# [EXTRAIT DE PAGE]
À quel système aurait-il vocation à se substituer ? Pour nous, comme cela a déjà été dit par d'autres, l'assurance chômage et la retraite doivent rester contributives. On voit mal comment la maladie peut se retrouver incluse dans le revenu de base. 50 % des dépenses d'assurance maladie sont constituées par l'hospitalisation : il s'agit de pathologies lourdes, contre lesquelles on peut douter que les gens pourront se couvrir individuellement grâce à un revenu de base. Ce pourrait même être un frein à la prévention ! On préférera manger qu'aller chez le dentiste ! Retraite, assurance chômage et maladie doivent donc être exclues de ce type de dispositif.

Nous pensons que le statut de salarié n'est pas prêt de disparaître, car il offre un véritable intérêt. On ne développera pas des voitures ou des avions en se mettant à son compte, et on n'embauchera pas des gens au motif qu'ils sont à leur compte. Le salariat va donc demeurer encore et pour longtemps le mode d'activité le plus important. Il y a de bonnes raisons à cela.

Nous nous interrogeons cependant sur le rôle de l'économie, qui permet de satisfaire les besoins des individus et de la société. On a quand même inventé le concept d'économie sociale et solidaire parce que l'économie de marché n'était plus capable de répondre aux besoins essentiels de la population, comme l'aide aux personnes âgées, etc.

# [ENREGISTREMENTS FOURNIS]
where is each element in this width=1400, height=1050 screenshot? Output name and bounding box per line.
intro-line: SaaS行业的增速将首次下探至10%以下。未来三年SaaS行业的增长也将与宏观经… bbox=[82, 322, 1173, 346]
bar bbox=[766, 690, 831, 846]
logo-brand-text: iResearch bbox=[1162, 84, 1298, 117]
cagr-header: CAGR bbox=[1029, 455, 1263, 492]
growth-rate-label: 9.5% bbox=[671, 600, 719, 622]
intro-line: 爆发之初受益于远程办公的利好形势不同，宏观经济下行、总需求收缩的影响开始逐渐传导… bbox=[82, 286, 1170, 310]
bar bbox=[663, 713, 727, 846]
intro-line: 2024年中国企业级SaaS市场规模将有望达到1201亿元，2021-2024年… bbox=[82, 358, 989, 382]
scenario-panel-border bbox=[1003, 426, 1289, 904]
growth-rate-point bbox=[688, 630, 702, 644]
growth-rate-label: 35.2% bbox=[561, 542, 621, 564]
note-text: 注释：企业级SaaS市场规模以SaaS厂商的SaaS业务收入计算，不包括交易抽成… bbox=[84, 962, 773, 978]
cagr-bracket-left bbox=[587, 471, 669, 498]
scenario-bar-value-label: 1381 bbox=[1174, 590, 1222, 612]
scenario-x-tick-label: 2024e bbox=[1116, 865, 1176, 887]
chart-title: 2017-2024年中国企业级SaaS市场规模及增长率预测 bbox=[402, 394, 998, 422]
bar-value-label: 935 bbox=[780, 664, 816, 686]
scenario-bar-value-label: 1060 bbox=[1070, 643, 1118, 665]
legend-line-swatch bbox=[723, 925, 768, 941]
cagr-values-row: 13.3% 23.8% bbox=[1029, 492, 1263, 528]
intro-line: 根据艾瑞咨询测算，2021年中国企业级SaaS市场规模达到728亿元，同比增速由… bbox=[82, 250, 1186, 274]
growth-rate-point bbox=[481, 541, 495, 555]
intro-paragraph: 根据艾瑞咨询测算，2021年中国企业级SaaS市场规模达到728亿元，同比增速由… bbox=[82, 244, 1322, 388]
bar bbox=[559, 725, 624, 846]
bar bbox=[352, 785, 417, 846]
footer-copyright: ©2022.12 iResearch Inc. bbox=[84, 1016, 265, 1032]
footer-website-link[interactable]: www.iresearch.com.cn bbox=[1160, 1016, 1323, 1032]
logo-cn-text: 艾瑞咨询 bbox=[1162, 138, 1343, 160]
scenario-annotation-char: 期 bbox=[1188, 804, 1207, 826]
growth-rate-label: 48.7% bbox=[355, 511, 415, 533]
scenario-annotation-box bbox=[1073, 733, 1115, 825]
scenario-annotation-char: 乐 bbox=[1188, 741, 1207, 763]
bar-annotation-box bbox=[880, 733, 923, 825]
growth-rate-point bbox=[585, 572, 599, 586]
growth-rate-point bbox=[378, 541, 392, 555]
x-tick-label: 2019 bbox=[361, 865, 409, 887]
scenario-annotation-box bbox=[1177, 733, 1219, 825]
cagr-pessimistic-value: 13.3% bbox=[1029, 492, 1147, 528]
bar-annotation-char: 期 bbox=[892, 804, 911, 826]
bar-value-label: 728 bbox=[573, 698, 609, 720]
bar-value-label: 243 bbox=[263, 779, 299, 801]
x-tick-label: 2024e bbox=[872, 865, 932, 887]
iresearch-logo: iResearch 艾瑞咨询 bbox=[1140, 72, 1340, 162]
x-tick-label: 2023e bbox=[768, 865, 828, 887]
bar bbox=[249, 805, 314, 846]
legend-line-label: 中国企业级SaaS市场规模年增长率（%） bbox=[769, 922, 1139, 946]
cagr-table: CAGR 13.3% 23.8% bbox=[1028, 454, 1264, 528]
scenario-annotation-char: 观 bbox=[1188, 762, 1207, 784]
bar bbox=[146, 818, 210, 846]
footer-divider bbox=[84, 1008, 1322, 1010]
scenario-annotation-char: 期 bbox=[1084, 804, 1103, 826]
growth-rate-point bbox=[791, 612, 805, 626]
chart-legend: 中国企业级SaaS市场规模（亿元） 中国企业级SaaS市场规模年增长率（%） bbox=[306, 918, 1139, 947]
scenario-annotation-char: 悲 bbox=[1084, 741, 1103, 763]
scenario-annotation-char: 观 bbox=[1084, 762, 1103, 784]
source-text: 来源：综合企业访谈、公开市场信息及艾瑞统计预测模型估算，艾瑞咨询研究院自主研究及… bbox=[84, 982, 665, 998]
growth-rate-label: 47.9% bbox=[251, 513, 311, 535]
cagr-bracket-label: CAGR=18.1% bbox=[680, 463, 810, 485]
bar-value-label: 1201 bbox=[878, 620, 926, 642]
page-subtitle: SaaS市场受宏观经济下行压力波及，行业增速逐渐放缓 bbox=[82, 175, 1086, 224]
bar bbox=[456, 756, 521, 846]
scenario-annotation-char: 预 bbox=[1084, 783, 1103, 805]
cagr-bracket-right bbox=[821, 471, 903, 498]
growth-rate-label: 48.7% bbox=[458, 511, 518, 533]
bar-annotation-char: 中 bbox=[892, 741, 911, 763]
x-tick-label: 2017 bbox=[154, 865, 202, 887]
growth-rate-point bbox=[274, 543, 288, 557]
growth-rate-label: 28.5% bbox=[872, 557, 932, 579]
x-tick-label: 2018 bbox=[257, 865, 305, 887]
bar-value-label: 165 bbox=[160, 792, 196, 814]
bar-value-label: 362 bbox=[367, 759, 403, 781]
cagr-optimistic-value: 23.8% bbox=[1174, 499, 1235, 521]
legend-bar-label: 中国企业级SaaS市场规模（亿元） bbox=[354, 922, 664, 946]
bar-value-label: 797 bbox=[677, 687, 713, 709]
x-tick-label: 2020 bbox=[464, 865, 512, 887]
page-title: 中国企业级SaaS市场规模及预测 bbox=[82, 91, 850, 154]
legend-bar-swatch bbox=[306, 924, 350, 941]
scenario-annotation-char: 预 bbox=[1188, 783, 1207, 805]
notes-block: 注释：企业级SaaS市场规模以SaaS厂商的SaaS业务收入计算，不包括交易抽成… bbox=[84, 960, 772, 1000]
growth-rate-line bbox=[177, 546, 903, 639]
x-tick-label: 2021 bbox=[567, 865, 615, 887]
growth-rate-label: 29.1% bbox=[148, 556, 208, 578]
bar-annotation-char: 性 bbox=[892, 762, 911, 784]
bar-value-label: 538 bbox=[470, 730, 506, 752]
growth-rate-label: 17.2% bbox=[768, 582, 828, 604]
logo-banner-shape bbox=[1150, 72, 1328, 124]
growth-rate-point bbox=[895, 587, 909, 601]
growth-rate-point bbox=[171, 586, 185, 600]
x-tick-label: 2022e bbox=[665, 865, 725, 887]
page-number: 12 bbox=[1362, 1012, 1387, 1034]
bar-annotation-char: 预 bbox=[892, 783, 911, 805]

# [COMMENT PROCÉDER]
Selon l'extrait de page, quelle part des dépenses d'assurance maladie l'hospitalisation représente-t-elle ? Les enregistrements n'ont aucun rapport avec l'extrait de page.

# [RÉPONSE PRODUITE]
L'hospitalisation représente 50 % des dépenses d'assurance maladie.